Data provided:
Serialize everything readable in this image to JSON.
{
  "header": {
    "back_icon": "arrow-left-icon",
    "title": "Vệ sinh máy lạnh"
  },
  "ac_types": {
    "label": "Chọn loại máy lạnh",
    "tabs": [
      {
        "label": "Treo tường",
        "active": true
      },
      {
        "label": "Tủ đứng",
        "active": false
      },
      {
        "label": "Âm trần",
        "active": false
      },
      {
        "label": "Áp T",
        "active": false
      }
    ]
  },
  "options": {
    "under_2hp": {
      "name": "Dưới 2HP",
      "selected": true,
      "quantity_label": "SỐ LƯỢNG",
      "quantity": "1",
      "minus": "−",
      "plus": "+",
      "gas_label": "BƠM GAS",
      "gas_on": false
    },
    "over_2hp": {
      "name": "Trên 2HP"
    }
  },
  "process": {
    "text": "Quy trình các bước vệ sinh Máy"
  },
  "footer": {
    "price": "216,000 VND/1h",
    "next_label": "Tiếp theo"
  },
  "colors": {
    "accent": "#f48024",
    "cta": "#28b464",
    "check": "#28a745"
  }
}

Exercise directions:
Write out the whole listing again, exactly as it stands.

Reply to the task:
Serialize everything readable in this image to JSON.
{
  "header": {
    "back_icon": "arrow-left-icon",
    "title": "Vệ sinh máy lạnh"
  },
  "ac_types": {
    "label": "Chọn loại máy lạnh",
    "tabs": [
      {
        "label": "Treo tường",
        "active": true
      },
      {
        "label": "Tủ đứng",
        "active": false
      },
      {
        "label": "Âm trần",
        "active": false
      },
      {
        "label": "Áp T",
        "active": false
      }
    ]
  },
  "options": {
    "under_2hp": {
      "name": "Dưới 2HP",
      "selected": true,
      "quantity_label": "SỐ LƯỢNG",
      "quantity": "1",
      "minus": "−",
      "plus": "+",
      "gas_label": "BƠM GAS",
      "gas_on": false
    },
    "over_2hp": {
      "name": "Trên 2HP"
    }
  },
  "process": {
    "text": "Quy trình các bước vệ sinh Máy"
  },
  "footer": {
    "price": "216,000 VND/1h",
    "next_label": "Tiếp theo"
  },
  "colors": {
    "accent": "#f48024",
    "cta": "#28b464",
    "check": "#28a745"
  }
}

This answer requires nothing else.